EXERCISE DESCRIPTION
All material below is to be reproduced exactly.
--- Start ---
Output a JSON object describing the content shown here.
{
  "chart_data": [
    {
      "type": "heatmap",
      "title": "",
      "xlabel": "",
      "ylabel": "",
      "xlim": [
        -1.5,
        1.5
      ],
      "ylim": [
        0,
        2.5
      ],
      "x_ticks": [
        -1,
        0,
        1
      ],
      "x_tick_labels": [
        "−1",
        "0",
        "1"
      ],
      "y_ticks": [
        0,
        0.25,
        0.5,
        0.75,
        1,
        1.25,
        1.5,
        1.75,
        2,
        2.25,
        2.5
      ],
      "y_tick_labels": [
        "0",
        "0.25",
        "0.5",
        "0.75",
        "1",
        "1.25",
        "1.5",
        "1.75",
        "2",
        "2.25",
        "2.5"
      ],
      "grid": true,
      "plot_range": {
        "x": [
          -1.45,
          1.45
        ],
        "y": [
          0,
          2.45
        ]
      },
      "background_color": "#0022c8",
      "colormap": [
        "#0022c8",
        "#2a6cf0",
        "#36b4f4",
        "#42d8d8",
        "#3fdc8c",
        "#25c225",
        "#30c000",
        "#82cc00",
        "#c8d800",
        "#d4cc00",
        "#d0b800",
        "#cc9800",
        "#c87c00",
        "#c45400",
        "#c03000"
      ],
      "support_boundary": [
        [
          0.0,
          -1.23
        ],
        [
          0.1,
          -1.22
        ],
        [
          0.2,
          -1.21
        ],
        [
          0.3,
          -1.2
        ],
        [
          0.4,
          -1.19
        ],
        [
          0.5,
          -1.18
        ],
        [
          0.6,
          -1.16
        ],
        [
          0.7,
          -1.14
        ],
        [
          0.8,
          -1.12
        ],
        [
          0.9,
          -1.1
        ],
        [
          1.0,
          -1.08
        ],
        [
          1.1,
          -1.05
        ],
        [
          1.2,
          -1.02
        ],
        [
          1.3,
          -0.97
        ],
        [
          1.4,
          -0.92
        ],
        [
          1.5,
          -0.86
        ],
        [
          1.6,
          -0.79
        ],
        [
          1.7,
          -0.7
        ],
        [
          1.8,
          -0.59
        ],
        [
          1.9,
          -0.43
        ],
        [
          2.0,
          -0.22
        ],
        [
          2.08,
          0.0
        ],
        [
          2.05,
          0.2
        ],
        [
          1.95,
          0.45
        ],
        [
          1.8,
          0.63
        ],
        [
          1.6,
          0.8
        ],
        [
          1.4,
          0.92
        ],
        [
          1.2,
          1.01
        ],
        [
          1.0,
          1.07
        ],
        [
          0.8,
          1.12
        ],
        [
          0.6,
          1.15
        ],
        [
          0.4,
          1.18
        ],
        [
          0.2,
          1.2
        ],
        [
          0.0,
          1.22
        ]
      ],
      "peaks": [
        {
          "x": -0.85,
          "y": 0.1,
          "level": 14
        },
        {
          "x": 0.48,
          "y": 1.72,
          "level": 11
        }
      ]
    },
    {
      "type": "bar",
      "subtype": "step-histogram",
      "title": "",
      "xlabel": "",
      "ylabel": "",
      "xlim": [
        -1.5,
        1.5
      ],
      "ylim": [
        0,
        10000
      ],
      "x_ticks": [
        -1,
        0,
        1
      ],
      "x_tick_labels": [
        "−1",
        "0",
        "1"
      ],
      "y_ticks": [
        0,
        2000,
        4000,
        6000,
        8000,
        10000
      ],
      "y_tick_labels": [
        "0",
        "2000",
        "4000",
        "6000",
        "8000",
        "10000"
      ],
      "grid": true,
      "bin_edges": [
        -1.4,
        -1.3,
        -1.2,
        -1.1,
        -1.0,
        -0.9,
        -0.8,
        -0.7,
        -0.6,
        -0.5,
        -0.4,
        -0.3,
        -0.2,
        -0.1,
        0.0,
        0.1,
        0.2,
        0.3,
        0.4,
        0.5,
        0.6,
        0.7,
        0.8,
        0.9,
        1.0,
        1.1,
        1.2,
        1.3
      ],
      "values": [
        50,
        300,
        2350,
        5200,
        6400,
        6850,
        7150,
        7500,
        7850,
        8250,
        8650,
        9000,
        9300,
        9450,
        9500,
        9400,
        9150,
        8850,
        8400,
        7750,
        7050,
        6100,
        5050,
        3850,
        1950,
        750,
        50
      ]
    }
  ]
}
--- End ---
RESPONSE TO THE TASK
Output a JSON object describing the content shown here.
{
  "chart_data": [
    {
      "type": "heatmap",
      "title": "",
      "xlabel": "",
      "ylabel": "",
      "xlim": [
        -1.5,
        1.5
      ],
      "ylim": [
        0,
        2.5
      ],
      "x_ticks": [
        -1,
        0,
        1
      ],
      "x_tick_labels": [
        "−1",
        "0",
        "1"
      ],
      "y_ticks": [
        0,
        0.25,
        0.5,
        0.75,
        1,
        1.25,
        1.5,
        1.75,
        2,
        2.25,
        2.5
      ],
      "y_tick_labels": [
        "0",
        "0.25",
        "0.5",
        "0.75",
        "1",
        "1.25",
        "1.5",
        "1.75",
        "2",
        "2.25",
        "2.5"
      ],
      "grid": true,
      "plot_range": {
        "x": [
          -1.45,
          1.45
        ],
        "y": [
          0,
          2.45
        ]
      },
      "background_color": "#0022c8",
      "colormap": [
        "#0022c8",
        "#2a6cf0",
        "#36b4f4",
        "#42d8d8",
        "#3fdc8c",
        "#25c225",
        "#30c000",
        "#82cc00",
        "#c8d800",
        "#d4cc00",
        "#d0b800",
        "#cc9800",
        "#c87c00",
        "#c45400",
        "#c03000"
      ],
      "support_boundary": [
        [
          0.0,
          -1.23
        ],
        [
          0.1,
          -1.22
        ],
        [
          0.2,
          -1.21
        ],
        [
          0.3,
          -1.2
        ],
        [
          0.4,
          -1.19
        ],
        [
          0.5,
          -1.18
        ],
        [
          0.6,
          -1.16
        ],
        [
          0.7,
          -1.14
        ],
        [
          0.8,
          -1.12
        ],
        [
          0.9,
          -1.1
        ],
        [
          1.0,
          -1.08
        ],
        [
          1.1,
          -1.05
        ],
        [
          1.2,
          -1.02
        ],
        [
          1.3,
          -0.97
        ],
        [
          1.4,
          -0.92
        ],
        [
          1.5,
          -0.86
        ],
        [
          1.6,
          -0.79
        ],
        [
          1.7,
          -0.7
        ],
        [
          1.8,
          -0.59
        ],
        [
          1.9,
          -0.43
        ],
        [
          2.0,
          -0.22
        ],
        [
          2.08,
          0.0
        ],
        [
          2.05,
          0.2
        ],
        [
          1.95,
          0.45
        ],
        [
          1.8,
          0.63
        ],
        [
          1.6,
          0.8
        ],
        [
          1.4,
          0.92
        ],
        [
          1.2,
          1.01
        ],
        [
          1.0,
          1.07
        ],
        [
          0.8,
          1.12
        ],
        [
          0.6,
          1.15
        ],
        [
          0.4,
          1.18
        ],
        [
          0.2,
          1.2
        ],
        [
          0.0,
          1.22
        ]
      ],
      "peaks": [
        {
          "x": -0.85,
          "y": 0.1,
          "level": 14
        },
        {
          "x": 0.48,
          "y": 1.72,
          "level": 11
        }
      ]
    },
    {
      "type": "bar",
      "subtype": "step-histogram",
      "title": "",
      "xlabel": "",
      "ylabel": "",
      "xlim": [
        -1.5,
        1.5
      ],
      "ylim": [
        0,
        10000
      ],
      "x_ticks": [
        -1,
        0,
        1
      ],
      "x_tick_labels": [
        "−1",
        "0",
        "1"
      ],
      "y_ticks": [
        0,
        2000,
        4000,
        6000,
        8000,
        10000
      ],
      "y_tick_labels": [
        "0",
        "2000",
        "4000",
        "6000",
        "8000",
        "10000"
      ],
      "grid": true,
      "bin_edges": [
        -1.4,
        -1.3,
        -1.2,
        -1.1,
        -1.0,
        -0.9,
        -0.8,
        -0.7,
        -0.6,
        -0.5,
        -0.4,
        -0.3,
        -0.2,
        -0.1,
        0.0,
        0.1,
        0.2,
        0.3,
        0.4,
        0.5,
        0.6,
        0.7,
        0.8,
        0.9,
        1.0,
        1.1,
        1.2,
        1.3
      ],
      "values": [
        50,
        300,
        2350,
        5200,
        6400,
        6850,
        7150,
        7500,
        7850,
        8250,
        8650,
        9000,
        9300,
        9450,
        9500,
        9400,
        9150,
        8850,
        8400,
        7750,
        7050,
        6100,
        5050,
        3850,
        1950,
        750,
        50
      ]
    }
  ]
}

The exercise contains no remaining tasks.